# WORK ITEM
From the first entry to the last, copy everything exactly except the pictures.

▼

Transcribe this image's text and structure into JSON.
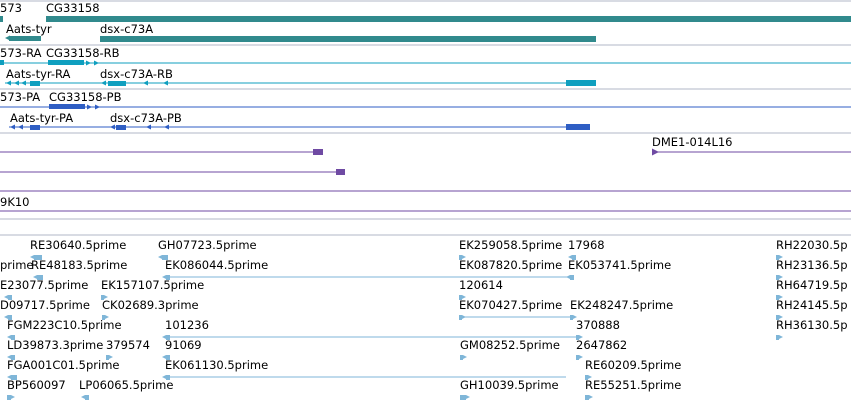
{
  "colors": {
    "gene": "#318a8d",
    "transcript": "#0f9fbf",
    "protein": "#2f5ec4",
    "clone": "#6f4aa3",
    "est": "#7fb6d8",
    "separator": "#b0b7c7"
  },
  "gene_labels": [
    "573",
    "CG33158",
    "Aats-tyr",
    "dsx-c73A"
  ],
  "transcript_labels": [
    "573-RA",
    "CG33158-RB",
    "Aats-tyr-RA",
    "dsx-c73A-RB"
  ],
  "protein_labels": [
    "573-PA",
    "CG33158-PB",
    "Aats-tyr-PA",
    "dsx-c73A-PB"
  ],
  "clone_labels": [
    "DME1-014L16",
    "9K10"
  ],
  "est_labels": [
    "RE30640.5prime",
    "GH07723.5prime",
    "EK259058.5prime",
    "17968",
    "RH22030.5p",
    "prime",
    "RE48183.5prime",
    "EK086044.5prime",
    "EK087820.5prime",
    "EK053741.5prime",
    "RH23136.5p",
    "E23077.5prime",
    "EK157107.5prime",
    "120614",
    "RH64719.5p",
    "D09717.5prime",
    "CK02689.3prime",
    "EK070427.5prime",
    "EK248247.5prime",
    "RH24145.5p",
    "FGM223C10.5prime",
    "101236",
    "370888",
    "RH36130.5p",
    "LD39873.3prime",
    "379574",
    "91069",
    "GM08252.5prime",
    "2647862",
    "FGA001C01.5prime",
    "EK061130.5prime",
    "RE60209.5prime",
    "BP560097",
    "LP06065.5prime",
    "GH10039.5prime",
    "RE55251.5prime"
  ]
}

▲

# ANSWER TO THIS TASK
Transcribe this image's text and structure into JSON.
{
  "colors": {
    "gene": "#318a8d",
    "transcript": "#0f9fbf",
    "protein": "#2f5ec4",
    "clone": "#6f4aa3",
    "est": "#7fb6d8",
    "separator": "#b0b7c7"
  },
  "gene_labels": [
    "573",
    "CG33158",
    "Aats-tyr",
    "dsx-c73A"
  ],
  "transcript_labels": [
    "573-RA",
    "CG33158-RB",
    "Aats-tyr-RA",
    "dsx-c73A-RB"
  ],
  "protein_labels": [
    "573-PA",
    "CG33158-PB",
    "Aats-tyr-PA",
    "dsx-c73A-PB"
  ],
  "clone_labels": [
    "DME1-014L16",
    "9K10"
  ],
  "est_labels": [
    "RE30640.5prime",
    "GH07723.5prime",
    "EK259058.5prime",
    "17968",
    "RH22030.5p",
    "prime",
    "RE48183.5prime",
    "EK086044.5prime",
    "EK087820.5prime",
    "EK053741.5prime",
    "RH23136.5p",
    "E23077.5prime",
    "EK157107.5prime",
    "120614",
    "RH64719.5p",
    "D09717.5prime",
    "CK02689.3prime",
    "EK070427.5prime",
    "EK248247.5prime",
    "RH24145.5p",
    "FGM223C10.5prime",
    "101236",
    "370888",
    "RH36130.5p",
    "LD39873.3prime",
    "379574",
    "91069",
    "GM08252.5prime",
    "2647862",
    "FGA001C01.5prime",
    "EK061130.5prime",
    "RE60209.5prime",
    "BP560097",
    "LP06065.5prime",
    "GH10039.5prime",
    "RE55251.5prime"
  ]
}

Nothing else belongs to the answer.